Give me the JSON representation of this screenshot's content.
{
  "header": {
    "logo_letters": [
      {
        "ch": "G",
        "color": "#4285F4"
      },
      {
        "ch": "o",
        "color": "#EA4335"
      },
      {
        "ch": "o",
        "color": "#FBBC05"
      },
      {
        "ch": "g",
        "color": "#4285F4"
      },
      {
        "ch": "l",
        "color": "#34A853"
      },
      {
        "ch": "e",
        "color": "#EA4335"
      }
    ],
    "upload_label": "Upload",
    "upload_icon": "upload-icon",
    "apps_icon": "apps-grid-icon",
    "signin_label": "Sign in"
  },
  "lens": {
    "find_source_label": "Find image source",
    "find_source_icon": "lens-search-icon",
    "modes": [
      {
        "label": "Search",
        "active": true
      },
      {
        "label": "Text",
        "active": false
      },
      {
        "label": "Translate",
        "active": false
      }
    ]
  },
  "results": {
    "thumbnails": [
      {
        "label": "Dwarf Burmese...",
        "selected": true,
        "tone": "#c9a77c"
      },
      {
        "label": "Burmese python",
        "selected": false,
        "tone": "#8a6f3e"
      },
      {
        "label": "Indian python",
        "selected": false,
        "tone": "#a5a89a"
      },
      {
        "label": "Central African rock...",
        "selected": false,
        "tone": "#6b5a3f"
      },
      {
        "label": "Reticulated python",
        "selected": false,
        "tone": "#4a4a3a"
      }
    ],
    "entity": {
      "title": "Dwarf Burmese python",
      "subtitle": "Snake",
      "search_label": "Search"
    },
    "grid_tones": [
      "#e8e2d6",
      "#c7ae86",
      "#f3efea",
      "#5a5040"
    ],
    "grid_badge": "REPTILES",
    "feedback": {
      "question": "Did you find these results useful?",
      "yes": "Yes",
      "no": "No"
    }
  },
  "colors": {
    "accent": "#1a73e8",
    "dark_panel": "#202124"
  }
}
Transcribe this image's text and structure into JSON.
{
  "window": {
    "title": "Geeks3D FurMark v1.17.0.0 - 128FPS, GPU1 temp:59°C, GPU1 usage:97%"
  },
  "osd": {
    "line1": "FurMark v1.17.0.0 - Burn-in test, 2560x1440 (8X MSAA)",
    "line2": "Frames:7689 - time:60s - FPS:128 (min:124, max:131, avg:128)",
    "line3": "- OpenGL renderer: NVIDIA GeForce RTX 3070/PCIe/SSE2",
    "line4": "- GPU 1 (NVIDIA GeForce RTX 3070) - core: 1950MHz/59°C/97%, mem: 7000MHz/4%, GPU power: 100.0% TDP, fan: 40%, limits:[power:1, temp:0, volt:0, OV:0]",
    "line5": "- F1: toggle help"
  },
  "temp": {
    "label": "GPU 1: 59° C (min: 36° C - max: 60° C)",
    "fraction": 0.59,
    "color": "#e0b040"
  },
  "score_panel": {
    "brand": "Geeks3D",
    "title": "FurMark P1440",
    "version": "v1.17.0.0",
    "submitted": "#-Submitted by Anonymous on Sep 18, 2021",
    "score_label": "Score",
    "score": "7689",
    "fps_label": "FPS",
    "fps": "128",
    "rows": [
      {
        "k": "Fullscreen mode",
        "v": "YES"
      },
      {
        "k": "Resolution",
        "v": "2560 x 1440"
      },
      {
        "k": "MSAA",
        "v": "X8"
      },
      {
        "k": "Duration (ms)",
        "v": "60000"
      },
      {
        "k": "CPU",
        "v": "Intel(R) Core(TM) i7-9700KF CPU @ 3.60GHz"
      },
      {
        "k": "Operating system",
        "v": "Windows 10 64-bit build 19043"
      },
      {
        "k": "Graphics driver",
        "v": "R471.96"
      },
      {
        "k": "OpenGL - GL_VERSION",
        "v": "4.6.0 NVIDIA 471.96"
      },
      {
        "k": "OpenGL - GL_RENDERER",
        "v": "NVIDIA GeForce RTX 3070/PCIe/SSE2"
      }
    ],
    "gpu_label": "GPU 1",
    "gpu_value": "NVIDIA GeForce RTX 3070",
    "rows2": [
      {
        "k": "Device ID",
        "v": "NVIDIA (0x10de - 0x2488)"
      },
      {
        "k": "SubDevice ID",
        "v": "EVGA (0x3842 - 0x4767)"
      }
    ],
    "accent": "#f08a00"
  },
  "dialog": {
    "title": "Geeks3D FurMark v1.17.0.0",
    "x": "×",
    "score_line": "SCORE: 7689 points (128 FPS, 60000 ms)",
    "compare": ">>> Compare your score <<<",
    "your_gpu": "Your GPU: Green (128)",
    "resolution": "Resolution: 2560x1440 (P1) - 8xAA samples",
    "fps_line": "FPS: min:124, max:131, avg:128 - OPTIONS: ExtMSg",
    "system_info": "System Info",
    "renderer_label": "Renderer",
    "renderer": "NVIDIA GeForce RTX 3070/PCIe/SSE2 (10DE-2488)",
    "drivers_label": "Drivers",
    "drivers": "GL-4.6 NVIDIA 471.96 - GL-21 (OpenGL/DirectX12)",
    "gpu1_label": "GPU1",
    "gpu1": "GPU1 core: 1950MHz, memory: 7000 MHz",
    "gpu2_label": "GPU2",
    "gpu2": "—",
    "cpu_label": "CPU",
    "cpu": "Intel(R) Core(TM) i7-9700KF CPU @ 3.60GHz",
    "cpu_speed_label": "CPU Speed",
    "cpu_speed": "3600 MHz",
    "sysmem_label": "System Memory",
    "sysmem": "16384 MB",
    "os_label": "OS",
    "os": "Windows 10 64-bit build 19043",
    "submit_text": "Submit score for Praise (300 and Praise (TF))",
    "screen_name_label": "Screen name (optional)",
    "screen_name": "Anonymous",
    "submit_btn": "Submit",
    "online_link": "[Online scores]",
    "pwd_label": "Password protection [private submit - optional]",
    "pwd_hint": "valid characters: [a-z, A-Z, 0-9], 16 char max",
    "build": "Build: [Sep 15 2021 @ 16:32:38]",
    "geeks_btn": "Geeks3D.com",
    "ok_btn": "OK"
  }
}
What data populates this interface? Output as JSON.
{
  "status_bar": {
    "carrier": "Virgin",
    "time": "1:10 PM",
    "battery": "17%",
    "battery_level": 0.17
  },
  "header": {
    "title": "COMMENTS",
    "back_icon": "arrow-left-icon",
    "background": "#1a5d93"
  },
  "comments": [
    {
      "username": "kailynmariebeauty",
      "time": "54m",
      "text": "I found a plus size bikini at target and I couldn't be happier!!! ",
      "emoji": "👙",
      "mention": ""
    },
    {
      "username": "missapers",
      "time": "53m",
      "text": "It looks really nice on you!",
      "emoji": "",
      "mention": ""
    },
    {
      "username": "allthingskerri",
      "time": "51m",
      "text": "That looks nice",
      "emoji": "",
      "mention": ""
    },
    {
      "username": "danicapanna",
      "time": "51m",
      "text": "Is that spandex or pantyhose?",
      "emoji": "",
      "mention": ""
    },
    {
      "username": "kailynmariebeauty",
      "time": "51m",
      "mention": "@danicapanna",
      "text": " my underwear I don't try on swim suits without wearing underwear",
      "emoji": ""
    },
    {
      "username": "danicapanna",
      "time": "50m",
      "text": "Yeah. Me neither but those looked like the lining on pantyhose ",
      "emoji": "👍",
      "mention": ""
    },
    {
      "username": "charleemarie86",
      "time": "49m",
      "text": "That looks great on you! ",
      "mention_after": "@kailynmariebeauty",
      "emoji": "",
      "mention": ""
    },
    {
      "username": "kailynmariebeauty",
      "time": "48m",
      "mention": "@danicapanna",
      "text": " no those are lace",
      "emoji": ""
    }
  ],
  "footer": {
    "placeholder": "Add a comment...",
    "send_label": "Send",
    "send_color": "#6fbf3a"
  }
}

◆ WHAT YOU SHOULD DO
Quote the whole listing above, leaving nothing out.

◆ SOLUTION TO THE PROBLEM
Give me the JSON representation of this screenshot's content.
{
  "header": {
    "logo_letters": [
      {
        "ch": "G",
        "color": "#4285F4"
      },
      {
        "ch": "o",
        "color": "#EA4335"
      },
      {
        "ch": "o",
        "color": "#FBBC05"
      },
      {
        "ch": "g",
        "color": "#4285F4"
      },
      {
        "ch": "l",
        "color": "#34A853"
      },
      {
        "ch": "e",
        "color": "#EA4335"
      }
    ],
    "upload_label": "Upload",
    "upload_icon": "upload-icon",
    "apps_icon": "apps-grid-icon",
    "signin_label": "Sign in"
  },
  "lens": {
    "find_source_label": "Find image source",
    "find_source_icon": "lens-search-icon",
    "modes": [
      {
        "label": "Search",
        "active": true
      },
      {
        "label": "Text",
        "active": false
      },
      {
        "label": "Translate",
        "active": false
      }
    ]
  },
  "results": {
    "thumbnails": [
      {
        "label": "Dwarf Burmese...",
        "selected": true,
        "tone": "#c9a77c"
      },
      {
        "label": "Burmese python",
        "selected": false,
        "tone": "#8a6f3e"
      },
      {
        "label": "Indian python",
        "selected": false,
        "tone": "#a5a89a"
      },
      {
        "label": "Central African rock...",
        "selected": false,
        "tone": "#6b5a3f"
      },
      {
        "label": "Reticulated python",
        "selected": false,
        "tone": "#4a4a3a"
      }
    ],
    "entity": {
      "title": "Dwarf Burmese python",
      "subtitle": "Snake",
      "search_label": "Search"
    },
    "grid_tones": [
      "#e8e2d6",
      "#c7ae86",
      "#f3efea",
      "#5a5040"
    ],
    "grid_badge": "REPTILES",
    "feedback": {
      "question": "Did you find these results useful?",
      "yes": "Yes",
      "no": "No"
    }
  },
  "colors": {
    "accent": "#1a73e8",
    "dark_panel": "#202124"
  }
}
Transcribe this image's text and structure into JSON.
{
  "window": {
    "title": "Geeks3D FurMark v1.17.0.0 - 128FPS, GPU1 temp:59°C, GPU1 usage:97%"
  },
  "osd": {
    "line1": "FurMark v1.17.0.0 - Burn-in test, 2560x1440 (8X MSAA)",
    "line2": "Frames:7689 - time:60s - FPS:128 (min:124, max:131, avg:128)",
    "line3": "- OpenGL renderer: NVIDIA GeForce RTX 3070/PCIe/SSE2",
    "line4": "- GPU 1 (NVIDIA GeForce RTX 3070) - core: 1950MHz/59°C/97%, mem: 7000MHz/4%, GPU power: 100.0% TDP, fan: 40%, limits:[power:1, temp:0, volt:0, OV:0]",
    "line5": "- F1: toggle help"
  },
  "temp": {
    "label": "GPU 1: 59° C (min: 36° C - max: 60° C)",
    "fraction": 0.59,
    "color": "#e0b040"
  },
  "score_panel": {
    "brand": "Geeks3D",
    "title": "FurMark P1440",
    "version": "v1.17.0.0",
    "submitted": "#-Submitted by Anonymous on Sep 18, 2021",
    "score_label": "Score",
    "score": "7689",
    "fps_label": "FPS",
    "fps": "128",
    "rows": [
      {
        "k": "Fullscreen mode",
        "v": "YES"
      },
      {
        "k": "Resolution",
        "v": "2560 x 1440"
      },
      {
        "k": "MSAA",
        "v": "X8"
      },
      {
        "k": "Duration (ms)",
        "v": "60000"
      },
      {
        "k": "CPU",
        "v": "Intel(R) Core(TM) i7-9700KF CPU @ 3.60GHz"
      },
      {
        "k": "Operating system",
        "v": "Windows 10 64-bit build 19043"
      },
      {
        "k": "Graphics driver",
        "v": "R471.96"
      },
      {
        "k": "OpenGL - GL_VERSION",
        "v": "4.6.0 NVIDIA 471.96"
      },
      {
        "k": "OpenGL - GL_RENDERER",
        "v": "NVIDIA GeForce RTX 3070/PCIe/SSE2"
      }
    ],
    "gpu_label": "GPU 1",
    "gpu_value": "NVIDIA GeForce RTX 3070",
    "rows2": [
      {
        "k": "Device ID",
        "v": "NVIDIA (0x10de - 0x2488)"
      },
      {
        "k": "SubDevice ID",
        "v": "EVGA (0x3842 - 0x4767)"
      }
    ],
    "accent": "#f08a00"
  },
  "dialog": {
    "title": "Geeks3D FurMark v1.17.0.0",
    "x": "×",
    "score_line": "SCORE: 7689 points (128 FPS, 60000 ms)",
    "compare": ">>> Compare your score <<<",
    "your_gpu": "Your GPU: Green (128)",
    "resolution": "Resolution: 2560x1440 (P1) - 8xAA samples",
    "fps_line": "FPS: min:124, max:131, avg:128 - OPTIONS: ExtMSg",
    "system_info": "System Info",
    "renderer_label": "Renderer",
    "renderer": "NVIDIA GeForce RTX 3070/PCIe/SSE2 (10DE-2488)",
    "drivers_label": "Drivers",
    "drivers": "GL-4.6 NVIDIA 471.96 - GL-21 (OpenGL/DirectX12)",
    "gpu1_label": "GPU1",
    "gpu1": "GPU1 core: 1950MHz, memory: 7000 MHz",
    "gpu2_label": "GPU2",
    "gpu2": "—",
    "cpu_label": "CPU",
    "cpu": "Intel(R) Core(TM) i7-9700KF CPU @ 3.60GHz",
    "cpu_speed_label": "CPU Speed",
    "cpu_speed": "3600 MHz",
    "sysmem_label": "System Memory",
    "sysmem": "16384 MB",
    "os_label": "OS",
    "os": "Windows 10 64-bit build 19043",
    "submit_text": "Submit score for Praise (300 and Praise (TF))",
    "screen_name_label": "Screen name (optional)",
    "screen_name": "Anonymous",
    "submit_btn": "Submit",
    "online_link": "[Online scores]",
    "pwd_label": "Password protection [private submit - optional]",
    "pwd_hint": "valid characters: [a-z, A-Z, 0-9], 16 char max",
    "build": "Build: [Sep 15 2021 @ 16:32:38]",
    "geeks_btn": "Geeks3D.com",
    "ok_btn": "OK"
  }
}
What data populates this interface? Output as JSON.
{
  "status_bar": {
    "carrier": "Virgin",
    "time": "1:10 PM",
    "battery": "17%",
    "battery_level": 0.17
  },
  "header": {
    "title": "COMMENTS",
    "back_icon": "arrow-left-icon",
    "background": "#1a5d93"
  },
  "comments": [
    {
      "username": "kailynmariebeauty",
      "time": "54m",
      "text": "I found a plus size bikini at target and I couldn't be happier!!! ",
      "emoji": "👙",
      "mention": ""
    },
    {
      "username": "missapers",
      "time": "53m",
      "text": "It looks really nice on you!",
      "emoji": "",
      "mention": ""
    },
    {
      "username": "allthingskerri",
      "time": "51m",
      "text": "That looks nice",
      "emoji": "",
      "mention": ""
    },
    {
      "username": "danicapanna",
      "time": "51m",
      "text": "Is that spandex or pantyhose?",
      "emoji": "",
      "mention": ""
    },
    {
      "username": "kailynmariebeauty",
      "time": "51m",
      "mention": "@danicapanna",
      "text": " my underwear I don't try on swim suits without wearing underwear",
      "emoji": ""
    },
    {
      "username": "danicapanna",
      "time": "50m",
      "text": "Yeah. Me neither but those looked like the lining on pantyhose ",
      "emoji": "👍",
      "mention": ""
    },
    {
      "username": "charleemarie86",
      "time": "49m",
      "text": "That looks great on you! ",
      "mention_after": "@kailynmariebeauty",
      "emoji": "",
      "mention": ""
    },
    {
      "username": "kailynmariebeauty",
      "time": "48m",
      "mention": "@danicapanna",
      "text": " no those are lace",
      "emoji": ""
    }
  ],
  "footer": {
    "placeholder": "Add a comment...",
    "send_label": "Send",
    "send_color": "#6fbf3a"
  }
}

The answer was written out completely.